**WHAT THE EXERCISE ASKS:** Write out each line of the listing as it stands, without the images.

>> BEGIN DATA LISTING

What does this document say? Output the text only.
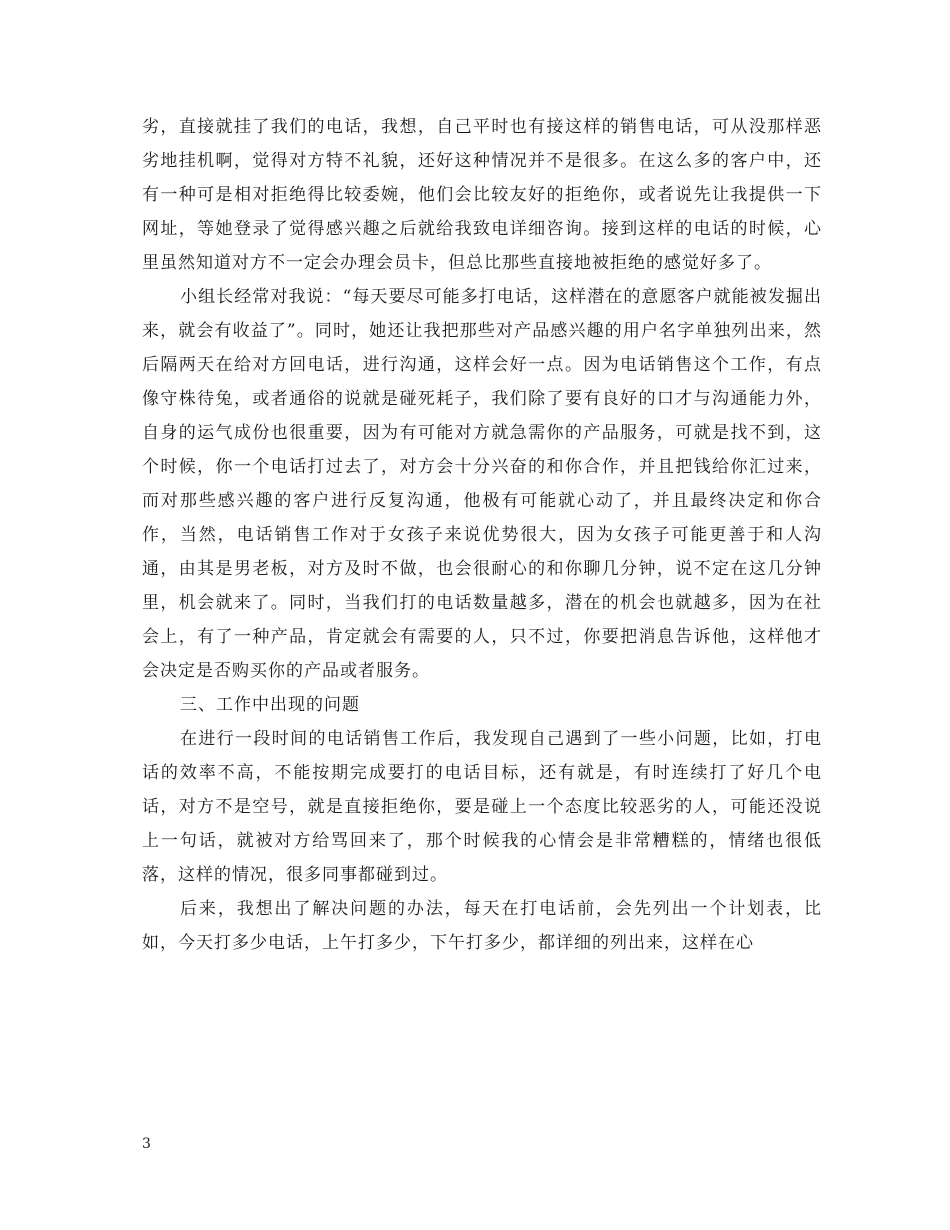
劣，直接就挂了我们的电话，我想，自己平时也有接这样的销售电话，可从没那样恶劣地挂机啊，觉得对方特不礼貌，还好这种情况并不是很多。在这么多的客户中，还有一种可是相对拒绝得比较委婉，他们会比较友好的拒绝你，或者说先让我提供一下网址，等她登录了觉得感兴趣之后就给我致电详细咨询。接到这样的电话的时候，心里虽然知道对方不一定会办理会员卡，但总比那些直接地被拒绝的感觉好多了。

小组长经常对我说：“每天要尽可能多打电话，这样潜在的意愿客户就能被发掘出来，就会有收益了”。同时，她还让我把那些对产品感兴趣的用户名字单独列出来，然后隔两天在给对方回电话，进行沟通，这样会好一点。因为电话销售这个工作，有点像守株待兔，或者通俗的说就是碰死耗子，我们除了要有良好的口才与沟通能力外，自身的运气成份也很重要，因为有可能对方就急需你的产品服务，可就是找不到，这个时候，你一个电话打过去了，对方会十分兴奋的和你合作，并且把钱给你汇过来，而对那些感兴趣的客户进行反复沟通，他极有可能就心动了，并且最终决定和你合作，当然，电话销售工作对于女孩子来说优势很大，因为女孩子可能更善于和人沟通，由其是男老板，对方及时不做，也会很耐心的和你聊几分钟，说不定在这几分钟里，机会就来了。同时，当我们打的电话数量越多，潜在的机会也就越多，因为在社会上，有了一种产品，肯定就会有需要的人，只不过，你要把消息告诉他，这样他才会决定是否购买你的产品或者服务。

三、工作中出现的问题

在进行一段时间的电话销售工作后，我发现自己遇到了一些小问题，比如，打电话的效率不高，不能按期完成要打的电话目标，还有就是，有时连续打了好几个电话，对方不是空号，就是直接拒绝你，要是碰上一个态度比较恶劣的人，可能还没说上一句话，就被对方给骂回来了，那个时候我的心情会是非常糟糕的，情绪也很低落，这样的情况，很多同事都碰到过。

后来，我想出了解决问题的办法，每天在打电话前，会先列出一个计划表，比如，今天打多少电话，上午打多少，下午打多少，都详细的列出来，这样在心

3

>> END DATA LISTING

**SOLUTION TO THIS TASK:**
What does this document say? Output the text only.
劣，直接就挂了我们的电话，我想，自己平时也有接这样的销售电话，可从没那样恶劣地挂机啊，觉得对方特不礼貌，还好这种情况并不是很多。在这么多的客户中，还有一种可是相对拒绝得比较委婉，他们会比较友好的拒绝你，或者说先让我提供一下网址，等她登录了觉得感兴趣之后就给我致电详细咨询。接到这样的电话的时候，心里虽然知道对方不一定会办理会员卡，但总比那些直接地被拒绝的感觉好多了。

小组长经常对我说：“每天要尽可能多打电话，这样潜在的意愿客户就能被发掘出来，就会有收益了”。同时，她还让我把那些对产品感兴趣的用户名字单独列出来，然后隔两天在给对方回电话，进行沟通，这样会好一点。因为电话销售这个工作，有点像守株待兔，或者通俗的说就是碰死耗子，我们除了要有良好的口才与沟通能力外，自身的运气成份也很重要，因为有可能对方就急需你的产品服务，可就是找不到，这个时候，你一个电话打过去了，对方会十分兴奋的和你合作，并且把钱给你汇过来，而对那些感兴趣的客户进行反复沟通，他极有可能就心动了，并且最终决定和你合作，当然，电话销售工作对于女孩子来说优势很大，因为女孩子可能更善于和人沟通，由其是男老板，对方及时不做，也会很耐心的和你聊几分钟，说不定在这几分钟里，机会就来了。同时，当我们打的电话数量越多，潜在的机会也就越多，因为在社会上，有了一种产品，肯定就会有需要的人，只不过，你要把消息告诉他，这样他才会决定是否购买你的产品或者服务。

三、工作中出现的问题

在进行一段时间的电话销售工作后，我发现自己遇到了一些小问题，比如，打电话的效率不高，不能按期完成要打的电话目标，还有就是，有时连续打了好几个电话，对方不是空号，就是直接拒绝你，要是碰上一个态度比较恶劣的人，可能还没说上一句话，就被对方给骂回来了，那个时候我的心情会是非常糟糕的，情绪也很低落，这样的情况，很多同事都碰到过。

后来，我想出了解决问题的办法，每天在打电话前，会先列出一个计划表，比如，今天打多少电话，上午打多少，下午打多少，都详细的列出来，这样在心

3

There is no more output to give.